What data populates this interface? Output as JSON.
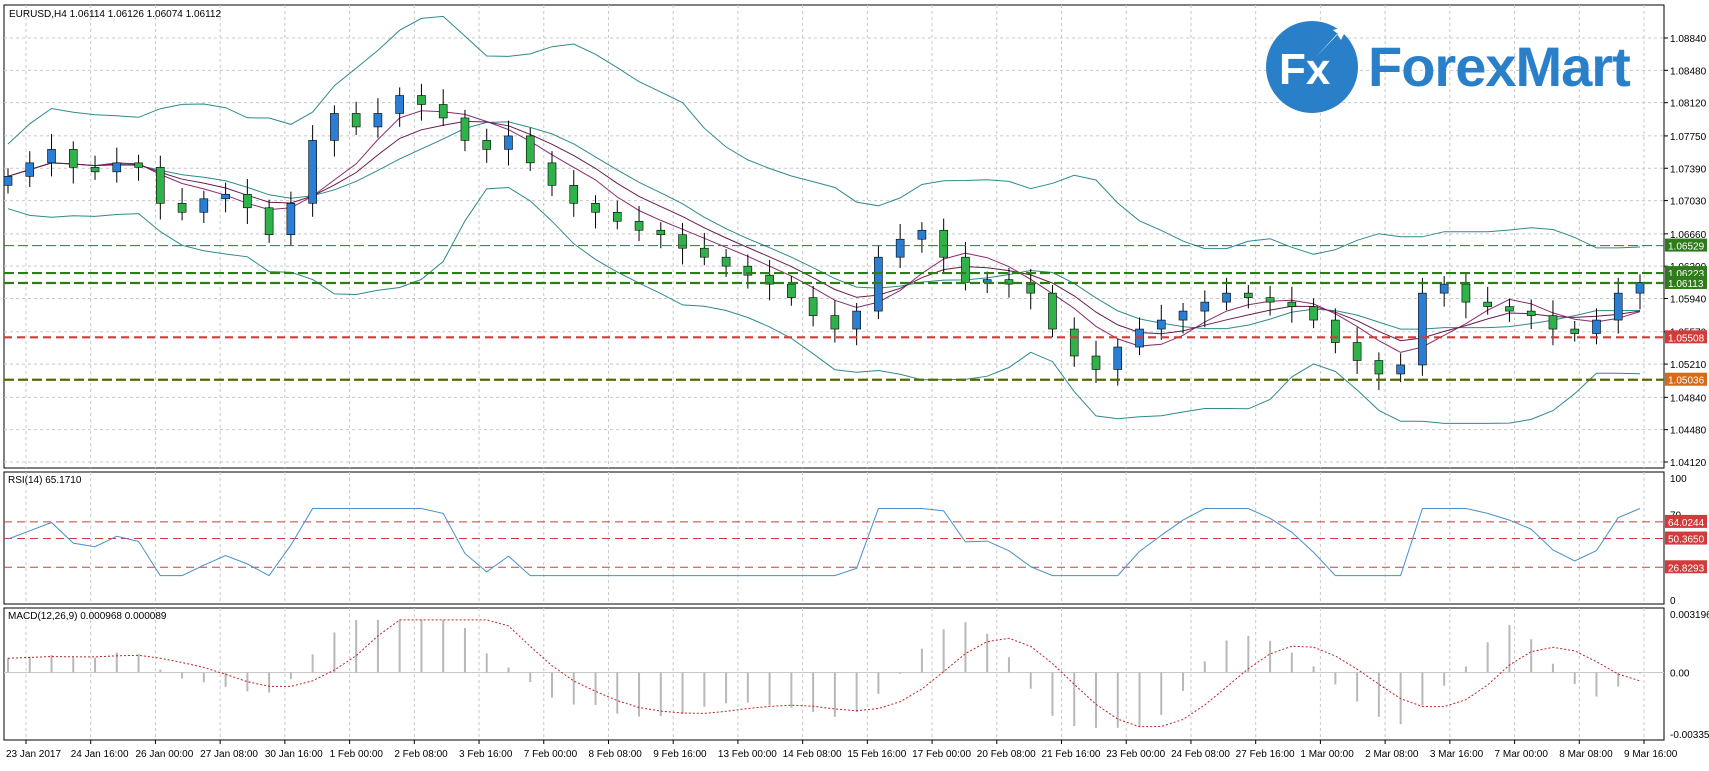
{
  "window": {
    "symbol_header": "EURUSD,H4  1.06114 1.06126 1.06074 1.06112"
  },
  "logo": {
    "mark": "Fx",
    "name": "ForexMart",
    "color": "#2a7fc9"
  },
  "colors": {
    "bull_candle": "#2a7fd4",
    "bear_candle": "#2fb24a",
    "bands": "#2f8a8a",
    "ma_fast": "#8b2b6e",
    "ma_slow": "#6a1b4d",
    "green_level": "#2e7d1a",
    "red_level": "#d23b3b",
    "indicator_line": "#4a8fc9",
    "macd_signal": "#c02020",
    "macd_hist": "#b8b8b8"
  },
  "price_axis": [
    "1.08840",
    "1.08480",
    "1.08120",
    "1.07750",
    "1.07390",
    "1.07030",
    "1.06660",
    "1.06300",
    "1.05940",
    "1.05570",
    "1.05210",
    "1.04840",
    "1.04480",
    "1.04120"
  ],
  "price_tags": [
    {
      "value": "1.06529",
      "color": "#2e7d1a",
      "kind": "green"
    },
    {
      "value": "1.06223",
      "color": "#2e7d1a",
      "kind": "green"
    },
    {
      "value": "1.06113",
      "color": "#2e7d1a",
      "kind": "green"
    },
    {
      "value": "1.05508",
      "color": "#d23b3b",
      "kind": "red"
    },
    {
      "value": "1.05036",
      "color": "#d46a1a",
      "kind": "orange"
    }
  ],
  "rsi": {
    "label": "RSI(14) 65.1710",
    "axis": [
      "100",
      "70",
      "30",
      "0"
    ],
    "levels": [
      {
        "value": "64.0244",
        "color": "#d23b3b"
      },
      {
        "value": "50.3650",
        "color": "#d23b3b"
      },
      {
        "value": "26.8293",
        "color": "#d23b3b"
      }
    ]
  },
  "macd": {
    "label": "MACD(12,26,9) 0.000968 0.000089",
    "axis": [
      "0.003196",
      "0.00",
      "-0.003354"
    ]
  },
  "time_axis": [
    "23 Jan 2017",
    "24 Jan 16:00",
    "26 Jan 00:00",
    "27 Jan 08:00",
    "30 Jan 16:00",
    "1 Feb 00:00",
    "2 Feb 08:00",
    "3 Feb 16:00",
    "7 Feb 00:00",
    "8 Feb 08:00",
    "9 Feb 16:00",
    "13 Feb 00:00",
    "14 Feb 08:00",
    "15 Feb 16:00",
    "17 Feb 00:00",
    "20 Feb 08:00",
    "21 Feb 16:00",
    "23 Feb 00:00",
    "24 Feb 08:00",
    "27 Feb 16:00",
    "1 Mar 00:00",
    "2 Mar 08:00",
    "3 Mar 16:00",
    "7 Mar 00:00",
    "8 Mar 08:00",
    "9 Mar 16:00"
  ],
  "chart_data": {
    "type": "candlestick",
    "symbol": "EURUSD",
    "timeframe": "H4",
    "ylim": [
      1.0412,
      1.0902
    ],
    "close_path": [
      1.073,
      1.0745,
      1.076,
      1.074,
      1.0735,
      1.0745,
      1.074,
      1.07,
      1.069,
      1.0705,
      1.071,
      1.0695,
      1.0665,
      1.07,
      1.077,
      1.08,
      1.0785,
      1.08,
      1.082,
      1.081,
      1.0795,
      1.077,
      1.076,
      1.0775,
      1.0745,
      1.072,
      1.07,
      1.069,
      1.068,
      1.067,
      1.0665,
      1.065,
      1.064,
      1.063,
      1.062,
      1.061,
      1.0595,
      1.0575,
      1.056,
      1.058,
      1.064,
      1.066,
      1.067,
      1.064,
      1.0612,
      1.0615,
      1.061,
      1.06,
      1.056,
      1.053,
      1.0515,
      1.054,
      1.056,
      1.057,
      1.058,
      1.059,
      1.06,
      1.0595,
      1.059,
      1.0585,
      1.057,
      1.0545,
      1.0525,
      1.051,
      1.052,
      1.06,
      1.061,
      1.059,
      1.0585,
      1.058,
      1.0575,
      1.056,
      1.0555,
      1.057,
      1.06,
      1.0612
    ]
  }
}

————

» **YOUR OBJECTIVE**
Determine how many lines of the listing hold the word "value" and reply with that figure alone.

» **SOLUTION TO THE EXERCISE**
8